Re: [PATCH 2/2] drm/panthor: Expose scheduler groups info in debugfs

public inbox for linux-kernel@vger.kernel.org
 help / color / mirror / Atom feed

From: Steven Price <steven.price@arm.com>
To: Mary Guillemard <mary.guillemard@collabora.com>,
	linux-kernel@vger.kernel.org
Cc: dri-devel@lists.freedesktop.org,
	Boris Brezillon <boris.brezillon@collabora.com>,
	Christopher Healy <healych@amazon.com>,
	kernel@collabora.com, Liviu Dudau <liviu.dudau@arm.com>,
	Maarten Lankhorst <maarten.lankhorst@linux.intel.com>,
	Maxime Ripard <mripard@kernel.org>,
	Thomas Zimmermann <tzimmermann@suse.de>,
	David Airlie <airlied@gmail.com>, Daniel Vetter <daniel@ffwll.ch>
Subject: Re: [PATCH 2/2] drm/panthor: Expose scheduler groups info in debugfs
Date: Mon, 23 Sep 2024 10:51:47 +0100	[thread overview]
Message-ID: <e39f64ee-077e-4e0e-87f5-fb03e765380e@arm.com> (raw)
In-Reply-To: <20240918085056.24422-4-mary.guillemard@collabora.com>

On 18/09/2024 09:50, Mary Guillemard wrote:
> This adds a new debugfs file named "sched_groups" allowing a user to
> query information about all userspace clients scheduler groups.

Listed entries
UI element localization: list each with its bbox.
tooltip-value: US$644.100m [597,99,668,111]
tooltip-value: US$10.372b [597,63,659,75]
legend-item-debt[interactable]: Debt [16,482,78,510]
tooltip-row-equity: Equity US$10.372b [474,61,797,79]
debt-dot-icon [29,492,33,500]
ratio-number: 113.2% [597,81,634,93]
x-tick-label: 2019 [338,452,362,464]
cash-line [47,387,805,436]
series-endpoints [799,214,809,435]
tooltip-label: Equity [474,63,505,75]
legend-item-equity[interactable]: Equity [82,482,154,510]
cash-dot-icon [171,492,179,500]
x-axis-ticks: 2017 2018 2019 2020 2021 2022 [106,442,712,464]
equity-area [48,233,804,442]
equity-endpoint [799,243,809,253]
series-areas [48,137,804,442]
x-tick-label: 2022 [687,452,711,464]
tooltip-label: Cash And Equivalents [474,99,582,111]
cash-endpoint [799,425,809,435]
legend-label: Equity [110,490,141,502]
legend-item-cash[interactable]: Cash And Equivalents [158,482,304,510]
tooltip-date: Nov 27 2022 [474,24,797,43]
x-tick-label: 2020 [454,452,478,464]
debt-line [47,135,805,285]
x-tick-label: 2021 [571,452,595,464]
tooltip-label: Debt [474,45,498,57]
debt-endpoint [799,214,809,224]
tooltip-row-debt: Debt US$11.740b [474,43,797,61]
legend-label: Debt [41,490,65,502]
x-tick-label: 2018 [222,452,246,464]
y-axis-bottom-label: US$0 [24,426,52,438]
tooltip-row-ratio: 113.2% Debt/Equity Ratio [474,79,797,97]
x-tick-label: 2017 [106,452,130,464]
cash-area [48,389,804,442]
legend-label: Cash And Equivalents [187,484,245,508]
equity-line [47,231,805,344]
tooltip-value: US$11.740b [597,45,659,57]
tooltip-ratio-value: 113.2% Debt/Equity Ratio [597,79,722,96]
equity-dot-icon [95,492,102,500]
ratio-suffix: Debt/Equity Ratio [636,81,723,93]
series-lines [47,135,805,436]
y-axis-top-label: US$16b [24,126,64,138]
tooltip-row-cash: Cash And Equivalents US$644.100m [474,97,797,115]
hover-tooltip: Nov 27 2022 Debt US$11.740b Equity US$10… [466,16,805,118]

Problems to solve
a) In the panthor patch thread, translate this sentence into Spanish: "This adds a new debugfs file named "sched_groups" allowing a user to query information about all userspace clients scheduler groups."
b) Write what comes next in the panthor patch thread, picking up right after its last sentence shown above the listing.

In response
a) Esto añade un nuevo archivo de debugfs llamado "sched_groups" que permite a un usuario consultar información sobre los grupos del planificador de todos los clientes de espacio de usuario.

b)
> 
> As we uses drm_device.filelist to achieve it, we also expose the
> client_id with the task information to differentiate one client
> from another inside the same task.
> 
> Signed-off-by: Mary Guillemard <mary.guillemard@collabora.com>

Can you explain a bit more why you want this? I'm not against the idea
but I'm wary of adding 'debugging features' because often they fall into
one of two camps:

 * Genuinely useful features that shouldn't be in debugfs because people
want a stable API.

 * Niche features that take maintainance effort despite not being
particularly useful.

> ---
>  drivers/gpu/drm/panthor/panthor_drv.c   |   1 +
>  drivers/gpu/drm/panthor/panthor_sched.c | 127 ++++++++++++++++++++++++
>  drivers/gpu/drm/panthor/panthor_sched.h |   4 +
>  3 files changed, 132 insertions(+)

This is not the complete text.